#### PROBLEM DESCRIPTION:
Carry none of the pictures over; set down the material below exactly.

--- start of MATERIAL FOR THE TASK ---

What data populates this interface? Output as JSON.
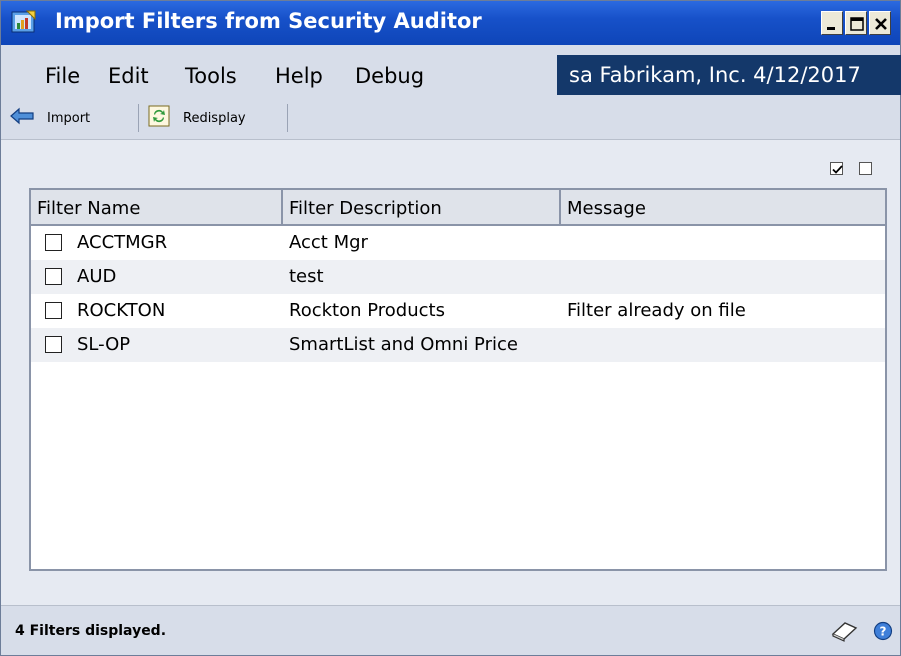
{
  "window": {
    "title": "Import Filters from Security Auditor",
    "controls": {
      "minimize": "_",
      "maximize": "□",
      "close": "X"
    }
  },
  "menu": {
    "items": [
      "File",
      "Edit",
      "Tools",
      "Help",
      "Debug"
    ],
    "company_info": "sa  Fabrikam, Inc.  4/12/2017"
  },
  "toolbar": {
    "import_label": "Import",
    "redisplay_label": "Redisplay"
  },
  "grid": {
    "columns": [
      "Filter Name",
      "Filter Description",
      "Message"
    ],
    "rows": [
      {
        "name": "ACCTMGR",
        "description": "Acct Mgr",
        "message": ""
      },
      {
        "name": "AUD",
        "description": "test",
        "message": ""
      },
      {
        "name": "ROCKTON",
        "description": "Rockton Products",
        "message": "Filter already on file"
      },
      {
        "name": "SL-OP",
        "description": "SmartList and Omni Price",
        "message": ""
      }
    ]
  },
  "status": {
    "text": "4 Filters displayed."
  },
  "icons": {
    "import": "arrow-left-icon",
    "redisplay": "refresh-icon",
    "note": "note-icon",
    "help": "help-icon"
  }
}
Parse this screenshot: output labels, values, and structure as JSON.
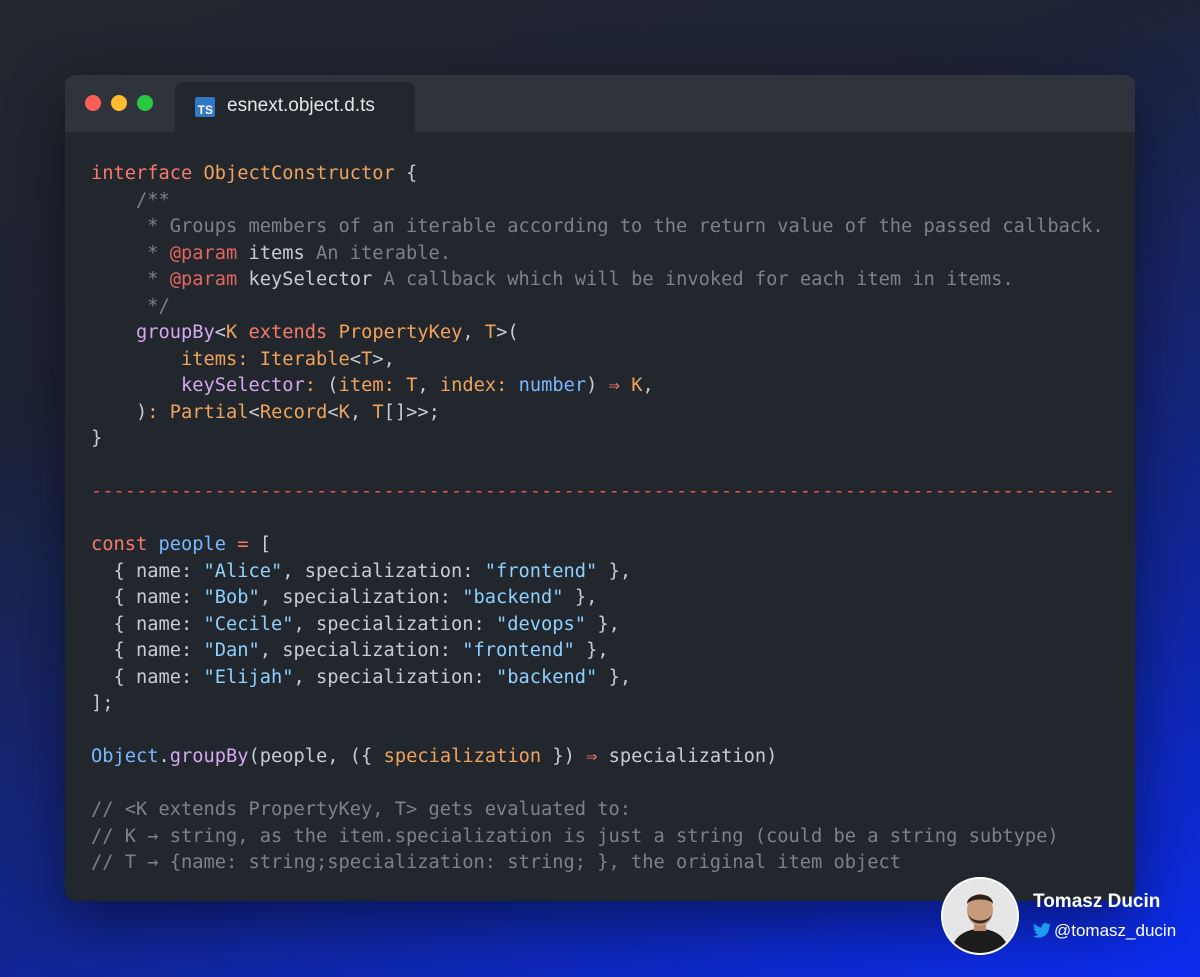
{
  "window": {
    "tab": {
      "icon_text": "TS",
      "file_name": "esnext.object.d.ts"
    }
  },
  "author": {
    "name": "Tomasz Ducin",
    "handle": "@tomasz_ducin",
    "icon": "twitter-bird-icon"
  },
  "code_lines": [
    [
      [
        "kw",
        "interface "
      ],
      [
        "typ",
        "ObjectConstructor"
      ],
      [
        "p",
        " {"
      ]
    ],
    [
      [
        "cm",
        "    /**"
      ]
    ],
    [
      [
        "cm",
        "     * Groups members of an iterable according to the return value of the passed callback."
      ]
    ],
    [
      [
        "cm",
        "     * "
      ],
      [
        "doc",
        "@param"
      ],
      [
        "p",
        " items"
      ],
      [
        "cm",
        " An iterable."
      ]
    ],
    [
      [
        "cm",
        "     * "
      ],
      [
        "doc",
        "@param"
      ],
      [
        "p",
        " keySelector"
      ],
      [
        "cm",
        " A callback which will be invoked for each item in items."
      ]
    ],
    [
      [
        "cm",
        "     */"
      ]
    ],
    [
      [
        "fn",
        "    groupBy"
      ],
      [
        "p",
        "<"
      ],
      [
        "typ",
        "K"
      ],
      [
        "kw",
        " extends "
      ],
      [
        "typ",
        "PropertyKey"
      ],
      [
        "p",
        ", "
      ],
      [
        "typ",
        "T"
      ],
      [
        "p",
        ">("
      ]
    ],
    [
      [
        "tpl",
        "        items: "
      ],
      [
        "typ",
        "Iterable"
      ],
      [
        "p",
        "<"
      ],
      [
        "typ",
        "T"
      ],
      [
        "p",
        ">,"
      ]
    ],
    [
      [
        "fn",
        "        keySelector"
      ],
      [
        "tpl",
        ": "
      ],
      [
        "p",
        "("
      ],
      [
        "tpl",
        "item: "
      ],
      [
        "typ",
        "T"
      ],
      [
        "p",
        ", "
      ],
      [
        "tpl",
        "index: "
      ],
      [
        "var",
        "number"
      ],
      [
        "p",
        ") "
      ],
      [
        "op",
        "⇒"
      ],
      [
        "p",
        " "
      ],
      [
        "typ",
        "K"
      ],
      [
        "p",
        ","
      ]
    ],
    [
      [
        "p",
        "    )"
      ],
      [
        "tpl",
        ": "
      ],
      [
        "typ",
        "Partial"
      ],
      [
        "p",
        "<"
      ],
      [
        "typ",
        "Record"
      ],
      [
        "p",
        "<"
      ],
      [
        "typ",
        "K"
      ],
      [
        "p",
        ", "
      ],
      [
        "typ",
        "T"
      ],
      [
        "p",
        "[]>>;"
      ]
    ],
    [
      [
        "p",
        "}"
      ]
    ],
    [
      [
        "p",
        ""
      ]
    ],
    [
      [
        "sep",
        "-------------------------------------------------------------------------------------------"
      ]
    ],
    [
      [
        "p",
        ""
      ]
    ],
    [
      [
        "kw",
        "const "
      ],
      [
        "var",
        "people"
      ],
      [
        "op",
        " = "
      ],
      [
        "p",
        "["
      ]
    ],
    [
      [
        "p",
        "  { name: "
      ],
      [
        "str",
        "\"Alice\""
      ],
      [
        "p",
        ", specialization: "
      ],
      [
        "str",
        "\"frontend\""
      ],
      [
        "p",
        " },"
      ]
    ],
    [
      [
        "p",
        "  { name: "
      ],
      [
        "str",
        "\"Bob\""
      ],
      [
        "p",
        ", specialization: "
      ],
      [
        "str",
        "\"backend\""
      ],
      [
        "p",
        " },"
      ]
    ],
    [
      [
        "p",
        "  { name: "
      ],
      [
        "str",
        "\"Cecile\""
      ],
      [
        "p",
        ", specialization: "
      ],
      [
        "str",
        "\"devops\""
      ],
      [
        "p",
        " },"
      ]
    ],
    [
      [
        "p",
        "  { name: "
      ],
      [
        "str",
        "\"Dan\""
      ],
      [
        "p",
        ", specialization: "
      ],
      [
        "str",
        "\"frontend\""
      ],
      [
        "p",
        " },"
      ]
    ],
    [
      [
        "p",
        "  { name: "
      ],
      [
        "str",
        "\"Elijah\""
      ],
      [
        "p",
        ", specialization: "
      ],
      [
        "str",
        "\"backend\""
      ],
      [
        "p",
        " },"
      ]
    ],
    [
      [
        "p",
        "];"
      ]
    ],
    [
      [
        "p",
        ""
      ]
    ],
    [
      [
        "var",
        "Object"
      ],
      [
        "p",
        "."
      ],
      [
        "fn",
        "groupBy"
      ],
      [
        "p",
        "(people, ({ "
      ],
      [
        "typ",
        "specialization"
      ],
      [
        "p",
        " }) "
      ],
      [
        "op",
        "⇒"
      ],
      [
        "p",
        " specialization)"
      ]
    ],
    [
      [
        "p",
        ""
      ]
    ],
    [
      [
        "cm",
        "// <K extends PropertyKey, T> gets evaluated to:"
      ]
    ],
    [
      [
        "cm",
        "// K → string, as the item.specialization is just a string (could be a string subtype)"
      ]
    ],
    [
      [
        "cm",
        "// T → {name: string;specialization: string; }, the original item object"
      ]
    ]
  ]
}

--- end of MATERIAL FOR THE TASK ---

#### FULL RESPONSE:
What data populates this interface? Output as JSON.
{
  "window": {
    "title": "Import Filters from Security Auditor",
    "controls": {
      "minimize": "_",
      "maximize": "□",
      "close": "X"
    }
  },
  "menu": {
    "items": [
      "File",
      "Edit",
      "Tools",
      "Help",
      "Debug"
    ],
    "company_info": "sa  Fabrikam, Inc.  4/12/2017"
  },
  "toolbar": {
    "import_label": "Import",
    "redisplay_label": "Redisplay"
  },
  "grid": {
    "columns": [
      "Filter Name",
      "Filter Description",
      "Message"
    ],
    "rows": [
      {
        "name": "ACCTMGR",
        "description": "Acct Mgr",
        "message": ""
      },
      {
        "name": "AUD",
        "description": "test",
        "message": ""
      },
      {
        "name": "ROCKTON",
        "description": "Rockton Products",
        "message": "Filter already on file"
      },
      {
        "name": "SL-OP",
        "description": "SmartList and Omni Price",
        "message": ""
      }
    ]
  },
  "status": {
    "text": "4 Filters displayed."
  },
  "icons": {
    "import": "arrow-left-icon",
    "redisplay": "refresh-icon",
    "note": "note-icon",
    "help": "help-icon"
  }
}
Parse this screenshot: output labels, values, and structure as JSON.
{
  "window": {
    "tab": {
      "icon_text": "TS",
      "file_name": "esnext.object.d.ts"
    }
  },
  "author": {
    "name": "Tomasz Ducin",
    "handle": "@tomasz_ducin",
    "icon": "twitter-bird-icon"
  },
  "code_lines": [
    [
      [
        "kw",
        "interface "
      ],
      [
        "typ",
        "ObjectConstructor"
      ],
      [
        "p",
        " {"
      ]
    ],
    [
      [
        "cm",
        "    /**"
      ]
    ],
    [
      [
        "cm",
        "     * Groups members of an iterable according to the return value of the passed callback."
      ]
    ],
    [
      [
        "cm",
        "     * "
      ],
      [
        "doc",
        "@param"
      ],
      [
        "p",
        " items"
      ],
      [
        "cm",
        " An iterable."
      ]
    ],
    [
      [
        "cm",
        "     * "
      ],
      [
        "doc",
        "@param"
      ],
      [
        "p",
        " keySelector"
      ],
      [
        "cm",
        " A callback which will be invoked for each item in items."
      ]
    ],
    [
      [
        "cm",
        "     */"
      ]
    ],
    [
      [
        "fn",
        "    groupBy"
      ],
      [
        "p",
        "<"
      ],
      [
        "typ",
        "K"
      ],
      [
        "kw",
        " extends "
      ],
      [
        "typ",
        "PropertyKey"
      ],
      [
        "p",
        ", "
      ],
      [
        "typ",
        "T"
      ],
      [
        "p",
        ">("
      ]
    ],
    [
      [
        "tpl",
        "        items: "
      ],
      [
        "typ",
        "Iterable"
      ],
      [
        "p",
        "<"
      ],
      [
        "typ",
        "T"
      ],
      [
        "p",
        ">,"
      ]
    ],
    [
      [
        "fn",
        "        keySelector"
      ],
      [
        "tpl",
        ": "
      ],
      [
        "p",
        "("
      ],
      [
        "tpl",
        "item: "
      ],
      [
        "typ",
        "T"
      ],
      [
        "p",
        ", "
      ],
      [
        "tpl",
        "index: "
      ],
      [
        "var",
        "number"
      ],
      [
        "p",
        ") "
      ],
      [
        "op",
        "⇒"
      ],
      [
        "p",
        " "
      ],
      [
        "typ",
        "K"
      ],
      [
        "p",
        ","
      ]
    ],
    [
      [
        "p",
        "    )"
      ],
      [
        "tpl",
        ": "
      ],
      [
        "typ",
        "Partial"
      ],
      [
        "p",
        "<"
      ],
      [
        "typ",
        "Record"
      ],
      [
        "p",
        "<"
      ],
      [
        "typ",
        "K"
      ],
      [
        "p",
        ", "
      ],
      [
        "typ",
        "T"
      ],
      [
        "p",
        "[]>>;"
      ]
    ],
    [
      [
        "p",
        "}"
      ]
    ],
    [
      [
        "p",
        ""
      ]
    ],
    [
      [
        "sep",
        "-------------------------------------------------------------------------------------------"
      ]
    ],
    [
      [
        "p",
        ""
      ]
    ],
    [
      [
        "kw",
        "const "
      ],
      [
        "var",
        "people"
      ],
      [
        "op",
        " = "
      ],
      [
        "p",
        "["
      ]
    ],
    [
      [
        "p",
        "  { name: "
      ],
      [
        "str",
        "\"Alice\""
      ],
      [
        "p",
        ", specialization: "
      ],
      [
        "str",
        "\"frontend\""
      ],
      [
        "p",
        " },"
      ]
    ],
    [
      [
        "p",
        "  { name: "
      ],
      [
        "str",
        "\"Bob\""
      ],
      [
        "p",
        ", specialization: "
      ],
      [
        "str",
        "\"backend\""
      ],
      [
        "p",
        " },"
      ]
    ],
    [
      [
        "p",
        "  { name: "
      ],
      [
        "str",
        "\"Cecile\""
      ],
      [
        "p",
        ", specialization: "
      ],
      [
        "str",
        "\"devops\""
      ],
      [
        "p",
        " },"
      ]
    ],
    [
      [
        "p",
        "  { name: "
      ],
      [
        "str",
        "\"Dan\""
      ],
      [
        "p",
        ", specialization: "
      ],
      [
        "str",
        "\"frontend\""
      ],
      [
        "p",
        " },"
      ]
    ],
    [
      [
        "p",
        "  { name: "
      ],
      [
        "str",
        "\"Elijah\""
      ],
      [
        "p",
        ", specialization: "
      ],
      [
        "str",
        "\"backend\""
      ],
      [
        "p",
        " },"
      ]
    ],
    [
      [
        "p",
        "];"
      ]
    ],
    [
      [
        "p",
        ""
      ]
    ],
    [
      [
        "var",
        "Object"
      ],
      [
        "p",
        "."
      ],
      [
        "fn",
        "groupBy"
      ],
      [
        "p",
        "(people, ({ "
      ],
      [
        "typ",
        "specialization"
      ],
      [
        "p",
        " }) "
      ],
      [
        "op",
        "⇒"
      ],
      [
        "p",
        " specialization)"
      ]
    ],
    [
      [
        "p",
        ""
      ]
    ],
    [
      [
        "cm",
        "// <K extends PropertyKey, T> gets evaluated to:"
      ]
    ],
    [
      [
        "cm",
        "// K → string, as the item.specialization is just a string (could be a string subtype)"
      ]
    ],
    [
      [
        "cm",
        "// T → {name: string;specialization: string; }, the original item object"
      ]
    ]
  ]
}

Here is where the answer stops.